### THE REQUEST
Update the rows below by replacing "screenshot" with "image" wherever it appears, keeping everything else unchanged. Leave the pictures out of your answer.

### MATERIAL FOR THIS EXERCISE
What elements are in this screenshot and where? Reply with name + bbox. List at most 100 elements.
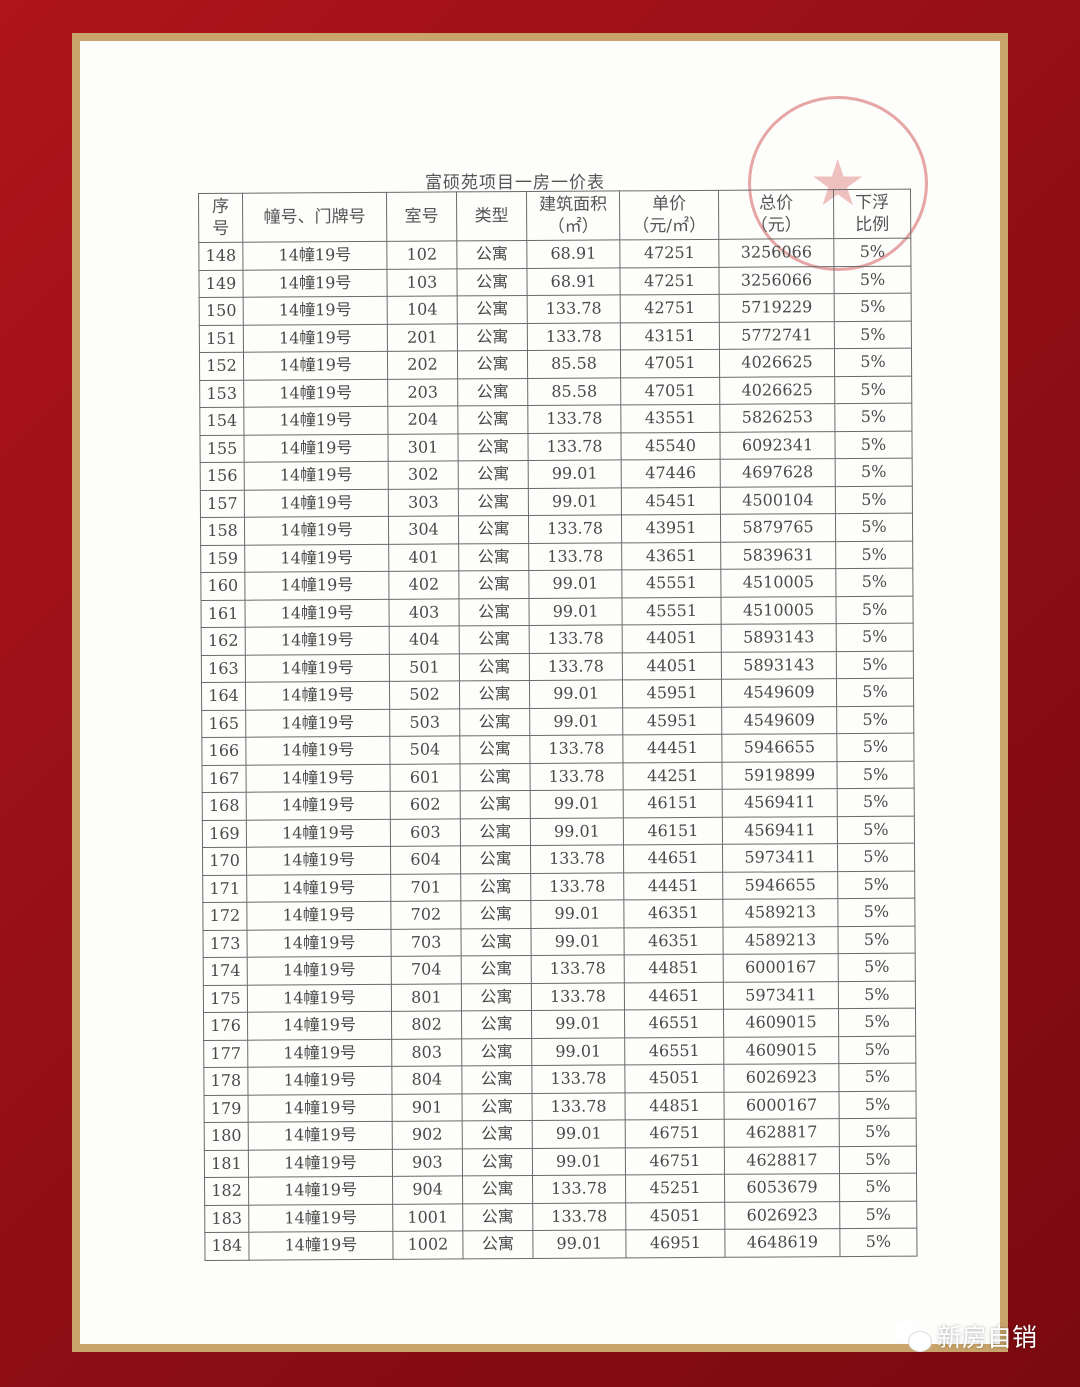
- cell-discount-ratio: 5%: [835, 485, 913, 514]
- cell-seq: 165: [201, 709, 246, 738]
- cell-total-price: 5973411: [722, 843, 838, 872]
- cell-building: 14幢19号: [247, 983, 392, 1013]
- cell-building: 14幢19号: [242, 268, 388, 298]
- cell-discount-ratio: 5%: [833, 238, 911, 267]
- header-building: 幢号、门牌号: [242, 192, 387, 243]
- cell-type: 公寓: [460, 845, 531, 874]
- cell-discount-ratio: 5%: [838, 953, 916, 982]
- cell-type: 公寓: [458, 515, 529, 544]
- cell-total-price: 4609015: [723, 1036, 839, 1065]
- cell-discount-ratio: 5%: [834, 403, 912, 432]
- cell-seq: 160: [200, 572, 245, 600]
- table-row: 181 14幢19号 903 公寓 99.01 46751 4628817 5%: [204, 1145, 917, 1178]
- cell-discount-ratio: 5%: [835, 595, 914, 624]
- cell-room: 202: [387, 350, 458, 379]
- cell-room: 902: [392, 1120, 463, 1149]
- cell-total-price: 4569411: [722, 816, 838, 845]
- cell-total-price: 4510005: [720, 596, 837, 625]
- cell-room: 802: [391, 1010, 462, 1039]
- cell-seq: 167: [201, 764, 247, 793]
- cell-seq: 170: [202, 847, 247, 875]
- cell-area: 133.78: [532, 1174, 626, 1203]
- cell-type: 公寓: [460, 790, 531, 819]
- cell-total-price: 5839631: [720, 541, 836, 570]
- cell-type: 公寓: [458, 460, 529, 489]
- cell-room: 602: [390, 790, 461, 819]
- cell-type: 公寓: [462, 1147, 533, 1176]
- cell-building: 14幢19号: [244, 516, 389, 545]
- cell-total-price: 5893143: [721, 651, 837, 680]
- cell-building: 14幢19号: [248, 1093, 393, 1123]
- table-row: 182 14幢19号 904 公寓 133.78 45251 6053679 5%: [204, 1173, 917, 1205]
- cell-seq: 153: [199, 379, 244, 408]
- cell-seq: 150: [199, 297, 244, 325]
- cell-room: 103: [386, 268, 458, 297]
- cell-building: 14幢19号: [248, 1148, 393, 1178]
- cell-total-price: 4697628: [720, 458, 836, 487]
- cell-type: 公寓: [459, 707, 530, 736]
- star-icon: ★: [809, 147, 867, 221]
- cell-room: 404: [389, 625, 460, 654]
- cell-area: 99.01: [530, 899, 624, 928]
- cell-unit-price: 45540: [620, 431, 721, 460]
- header-discount-ratio: 下浮 比例: [833, 189, 911, 239]
- cell-type: 公寓: [458, 570, 529, 599]
- cell-seq: 174: [203, 957, 248, 985]
- table-row: 180 14幢19号 902 公寓 99.01 46751 4628817 5%: [204, 1118, 917, 1150]
- cell-area: 133.78: [530, 872, 624, 901]
- cell-seq: 179: [204, 1094, 249, 1123]
- table-row: 153 14幢19号 203 公寓 85.58 47051 4026625 5%: [199, 375, 912, 408]
- wechat-icon: [895, 1321, 932, 1352]
- cell-room: 201: [387, 323, 458, 352]
- cell-area: 99.01: [532, 1119, 626, 1148]
- cell-seq: 156: [200, 462, 245, 490]
- cell-building: 14幢19号: [248, 1121, 393, 1150]
- table-row: 157 14幢19号 303 公寓 99.01 45451 4500104 5%: [200, 485, 913, 518]
- cell-total-price: 5946655: [722, 871, 838, 900]
- cell-discount-ratio: 5%: [837, 925, 916, 954]
- cell-unit-price: 46551: [624, 1009, 724, 1038]
- cell-area: 133.78: [528, 542, 622, 571]
- cell-type: 公寓: [462, 1202, 533, 1231]
- cell-room: 303: [388, 488, 459, 517]
- cell-discount-ratio: 5%: [834, 320, 912, 349]
- document-title: 富硕苑项目一房一价表: [425, 173, 605, 193]
- cell-room: 403: [388, 598, 460, 627]
- cell-building: 14幢19号: [247, 928, 392, 958]
- cell-unit-price: 45051: [625, 1201, 725, 1230]
- table-row: 176 14幢19号 802 公寓 99.01 46551 4609015 5%: [203, 1008, 916, 1040]
- cell-room: 803: [391, 1038, 462, 1067]
- cell-room: 804: [391, 1065, 463, 1094]
- cell-room: 702: [390, 900, 461, 929]
- cell-area: 133.78: [528, 514, 622, 543]
- cell-area: 133.78: [529, 762, 624, 791]
- cell-seq: 151: [199, 324, 244, 353]
- cell-building: 14幢19号: [247, 956, 392, 985]
- cell-area: 99.01: [531, 1009, 625, 1038]
- table-row: 161 14幢19号 403 公寓 99.01 45551 4510005 5%: [200, 595, 914, 628]
- table-row: 166 14幢19号 504 公寓 133.78 44451 5946655 5%: [201, 733, 914, 765]
- cell-area: 99.01: [530, 927, 625, 956]
- cell-type: 公寓: [457, 377, 528, 406]
- cell-discount-ratio: 5%: [839, 1228, 918, 1257]
- cell-type: 公寓: [459, 625, 530, 654]
- cell-unit-price: 43951: [621, 514, 721, 543]
- cell-building: 14幢19号: [248, 1231, 394, 1260]
- table-row: 164 14幢19号 502 公寓 99.01 45951 4549609 5%: [201, 678, 914, 710]
- cell-area: 99.01: [529, 679, 623, 708]
- cell-room: 701: [390, 873, 461, 902]
- header-total-price: 总价 （元）: [718, 189, 834, 240]
- cell-building: 14幢19号: [246, 846, 391, 875]
- cell-building: 14幢19号: [246, 873, 391, 903]
- cell-unit-price: 42751: [620, 294, 720, 323]
- cell-unit-price: 46151: [623, 816, 723, 845]
- cell-seq: 155: [199, 434, 245, 463]
- cell-seq: 169: [202, 819, 247, 848]
- header-type: 类型: [456, 191, 527, 241]
- table-row: 167 14幢19号 601 公寓 133.78 44251 5919899 5%: [201, 760, 915, 793]
- cell-type: 公寓: [459, 652, 530, 681]
- cell-type: 公寓: [458, 597, 530, 626]
- cell-unit-price: 45951: [622, 706, 722, 735]
- official-seal-stamp: ★: [748, 96, 928, 271]
- cell-discount-ratio: 5%: [836, 678, 914, 707]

### SOLUTION TO THIS PROBLEM
What elements are in this image and where? Reply with name + bbox. List at most 100 elements.
- cell-discount-ratio: 5%: [835, 485, 913, 514]
- cell-seq: 165: [201, 709, 246, 738]
- cell-total-price: 5973411: [722, 843, 838, 872]
- cell-building: 14幢19号: [247, 983, 392, 1013]
- cell-building: 14幢19号: [242, 268, 388, 298]
- cell-discount-ratio: 5%: [833, 238, 911, 267]
- header-building: 幢号、门牌号: [242, 192, 387, 243]
- cell-type: 公寓: [460, 845, 531, 874]
- cell-discount-ratio: 5%: [838, 953, 916, 982]
- cell-type: 公寓: [458, 515, 529, 544]
- cell-total-price: 4609015: [723, 1036, 839, 1065]
- cell-discount-ratio: 5%: [834, 403, 912, 432]
- cell-seq: 160: [200, 572, 245, 600]
- table-row: 181 14幢19号 903 公寓 99.01 46751 4628817 5%: [204, 1145, 917, 1178]
- cell-discount-ratio: 5%: [835, 595, 914, 624]
- cell-room: 202: [387, 350, 458, 379]
- cell-room: 902: [392, 1120, 463, 1149]
- cell-total-price: 4569411: [722, 816, 838, 845]
- cell-total-price: 4510005: [720, 596, 837, 625]
- cell-room: 802: [391, 1010, 462, 1039]
- cell-seq: 167: [201, 764, 247, 793]
- cell-seq: 170: [202, 847, 247, 875]
- cell-area: 133.78: [532, 1174, 626, 1203]
- cell-type: 公寓: [460, 790, 531, 819]
- cell-total-price: 5839631: [720, 541, 836, 570]
- cell-type: 公寓: [458, 460, 529, 489]
- cell-room: 602: [390, 790, 461, 819]
- cell-type: 公寓: [462, 1147, 533, 1176]
- cell-building: 14幢19号: [244, 516, 389, 545]
- cell-total-price: 5893143: [721, 651, 837, 680]
- cell-building: 14幢19号: [248, 1093, 393, 1123]
- table-row: 182 14幢19号 904 公寓 133.78 45251 6053679 5%: [204, 1173, 917, 1205]
- cell-seq: 153: [199, 379, 244, 408]
- cell-seq: 150: [199, 297, 244, 325]
- cell-room: 103: [386, 268, 458, 297]
- cell-building: 14幢19号: [248, 1148, 393, 1178]
- cell-total-price: 4697628: [720, 458, 836, 487]
- cell-type: 公寓: [459, 707, 530, 736]
- star-icon: ★: [809, 147, 867, 221]
- cell-room: 404: [389, 625, 460, 654]
- cell-area: 99.01: [530, 899, 624, 928]
- cell-unit-price: 45540: [620, 431, 721, 460]
- header-discount-ratio: 下浮 比例: [833, 189, 911, 239]
- cell-type: 公寓: [458, 570, 529, 599]
- cell-seq: 174: [203, 957, 248, 985]
- table-row: 180 14幢19号 902 公寓 99.01 46751 4628817 5%: [204, 1118, 917, 1150]
- cell-area: 133.78: [530, 872, 624, 901]
- cell-seq: 179: [204, 1094, 249, 1123]
- table-row: 153 14幢19号 203 公寓 85.58 47051 4026625 5%: [199, 375, 912, 408]
- wechat-icon: [895, 1321, 932, 1352]
- cell-room: 201: [387, 323, 458, 352]
- cell-area: 99.01: [532, 1119, 626, 1148]
- cell-seq: 156: [200, 462, 245, 490]
- cell-building: 14幢19号: [248, 1121, 393, 1150]
- table-row: 157 14幢19号 303 公寓 99.01 45451 4500104 5%: [200, 485, 913, 518]
- cell-total-price: 5946655: [722, 871, 838, 900]
- cell-discount-ratio: 5%: [837, 925, 916, 954]
- cell-unit-price: 46551: [624, 1009, 724, 1038]
- cell-area: 133.78: [528, 542, 622, 571]
- cell-type: 公寓: [462, 1202, 533, 1231]
- cell-room: 303: [388, 488, 459, 517]
- cell-discount-ratio: 5%: [834, 320, 912, 349]
- document-title: 富硕苑项目一房一价表: [425, 173, 605, 193]
- cell-room: 403: [388, 598, 460, 627]
- cell-building: 14幢19号: [247, 928, 392, 958]
- cell-unit-price: 45051: [625, 1201, 725, 1230]
- table-row: 176 14幢19号 802 公寓 99.01 46551 4609015 5%: [203, 1008, 916, 1040]
- cell-room: 803: [391, 1038, 462, 1067]
- cell-room: 804: [391, 1065, 463, 1094]
- cell-room: 702: [390, 900, 461, 929]
- cell-area: 133.78: [528, 514, 622, 543]
- cell-area: 133.78: [529, 762, 624, 791]
- cell-seq: 151: [199, 324, 244, 353]
- cell-building: 14幢19号: [247, 956, 392, 985]
- cell-area: 99.01: [531, 1009, 625, 1038]
- table-row: 161 14幢19号 403 公寓 99.01 45551 4510005 5%: [200, 595, 914, 628]
- table-row: 166 14幢19号 504 公寓 133.78 44451 5946655 5%: [201, 733, 914, 765]
- cell-area: 99.01: [530, 927, 625, 956]
- cell-type: 公寓: [457, 377, 528, 406]
- cell-discount-ratio: 5%: [839, 1228, 918, 1257]
- cell-type: 公寓: [459, 625, 530, 654]
- cell-unit-price: 43951: [621, 514, 721, 543]
- cell-building: 14幢19号: [248, 1231, 394, 1260]
- table-row: 164 14幢19号 502 公寓 99.01 45951 4549609 5%: [201, 678, 914, 710]
- cell-area: 99.01: [529, 679, 623, 708]
- cell-room: 701: [390, 873, 461, 902]
- header-total-price: 总价 （元）: [718, 189, 834, 240]
- cell-building: 14幢19号: [246, 846, 391, 875]
- cell-building: 14幢19号: [246, 873, 391, 903]
- cell-unit-price: 42751: [620, 294, 720, 323]
- cell-unit-price: 46151: [623, 816, 723, 845]
- cell-seq: 155: [199, 434, 245, 463]
- cell-seq: 169: [202, 819, 247, 848]
- header-type: 类型: [456, 191, 527, 241]
- table-row: 167 14幢19号 601 公寓 133.78 44251 5919899 5%: [201, 760, 915, 793]
- cell-type: 公寓: [459, 652, 530, 681]
- cell-type: 公寓: [458, 597, 530, 626]
- cell-unit-price: 45951: [622, 706, 722, 735]
- official-seal-stamp: ★: [748, 96, 928, 271]
- cell-discount-ratio: 5%: [836, 678, 914, 707]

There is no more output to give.